**TASK PROMPT:**
Give back the full material, exactly as it reads.

**RECORDS FOR PROCESSING:**
————

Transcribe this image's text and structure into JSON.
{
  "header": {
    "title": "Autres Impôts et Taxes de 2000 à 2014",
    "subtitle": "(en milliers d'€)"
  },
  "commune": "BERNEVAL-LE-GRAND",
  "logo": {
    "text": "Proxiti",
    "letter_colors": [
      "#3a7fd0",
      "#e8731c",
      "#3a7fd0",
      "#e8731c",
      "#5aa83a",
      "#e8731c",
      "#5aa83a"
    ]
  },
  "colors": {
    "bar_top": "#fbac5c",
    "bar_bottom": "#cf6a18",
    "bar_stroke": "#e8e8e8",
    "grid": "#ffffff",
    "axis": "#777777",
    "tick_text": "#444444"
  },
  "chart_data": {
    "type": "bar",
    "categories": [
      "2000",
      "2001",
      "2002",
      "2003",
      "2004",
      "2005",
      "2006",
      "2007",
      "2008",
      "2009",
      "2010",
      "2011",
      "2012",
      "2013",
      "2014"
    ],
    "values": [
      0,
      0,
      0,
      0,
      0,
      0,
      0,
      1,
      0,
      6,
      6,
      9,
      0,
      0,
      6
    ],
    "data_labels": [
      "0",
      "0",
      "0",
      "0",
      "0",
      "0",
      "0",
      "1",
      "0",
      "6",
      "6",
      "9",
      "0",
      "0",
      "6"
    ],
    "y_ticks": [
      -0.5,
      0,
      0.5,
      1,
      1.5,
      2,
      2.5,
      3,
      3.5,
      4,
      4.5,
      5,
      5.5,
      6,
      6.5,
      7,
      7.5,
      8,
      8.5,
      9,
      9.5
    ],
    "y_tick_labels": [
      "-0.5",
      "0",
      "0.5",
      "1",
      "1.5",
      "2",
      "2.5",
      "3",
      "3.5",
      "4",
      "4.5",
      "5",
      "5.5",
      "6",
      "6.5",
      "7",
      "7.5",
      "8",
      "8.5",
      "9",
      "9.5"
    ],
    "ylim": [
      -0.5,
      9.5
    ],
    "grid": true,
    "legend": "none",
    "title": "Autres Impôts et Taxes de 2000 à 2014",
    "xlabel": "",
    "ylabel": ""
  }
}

————

**FINAL RESULT:**
Transcribe this image's text and structure into JSON.
{
  "header": {
    "title": "Autres Impôts et Taxes de 2000 à 2014",
    "subtitle": "(en milliers d'€)"
  },
  "commune": "BERNEVAL-LE-GRAND",
  "logo": {
    "text": "Proxiti",
    "letter_colors": [
      "#3a7fd0",
      "#e8731c",
      "#3a7fd0",
      "#e8731c",
      "#5aa83a",
      "#e8731c",
      "#5aa83a"
    ]
  },
  "colors": {
    "bar_top": "#fbac5c",
    "bar_bottom": "#cf6a18",
    "bar_stroke": "#e8e8e8",
    "grid": "#ffffff",
    "axis": "#777777",
    "tick_text": "#444444"
  },
  "chart_data": {
    "type": "bar",
    "categories": [
      "2000",
      "2001",
      "2002",
      "2003",
      "2004",
      "2005",
      "2006",
      "2007",
      "2008",
      "2009",
      "2010",
      "2011",
      "2012",
      "2013",
      "2014"
    ],
    "values": [
      0,
      0,
      0,
      0,
      0,
      0,
      0,
      1,
      0,
      6,
      6,
      9,
      0,
      0,
      6
    ],
    "data_labels": [
      "0",
      "0",
      "0",
      "0",
      "0",
      "0",
      "0",
      "1",
      "0",
      "6",
      "6",
      "9",
      "0",
      "0",
      "6"
    ],
    "y_ticks": [
      -0.5,
      0,
      0.5,
      1,
      1.5,
      2,
      2.5,
      3,
      3.5,
      4,
      4.5,
      5,
      5.5,
      6,
      6.5,
      7,
      7.5,
      8,
      8.5,
      9,
      9.5
    ],
    "y_tick_labels": [
      "-0.5",
      "0",
      "0.5",
      "1",
      "1.5",
      "2",
      "2.5",
      "3",
      "3.5",
      "4",
      "4.5",
      "5",
      "5.5",
      "6",
      "6.5",
      "7",
      "7.5",
      "8",
      "8.5",
      "9",
      "9.5"
    ],
    "ylim": [
      -0.5,
      9.5
    ],
    "grid": true,
    "legend": "none",
    "title": "Autres Impôts et Taxes de 2000 à 2014",
    "xlabel": "",
    "ylabel": ""
  }
}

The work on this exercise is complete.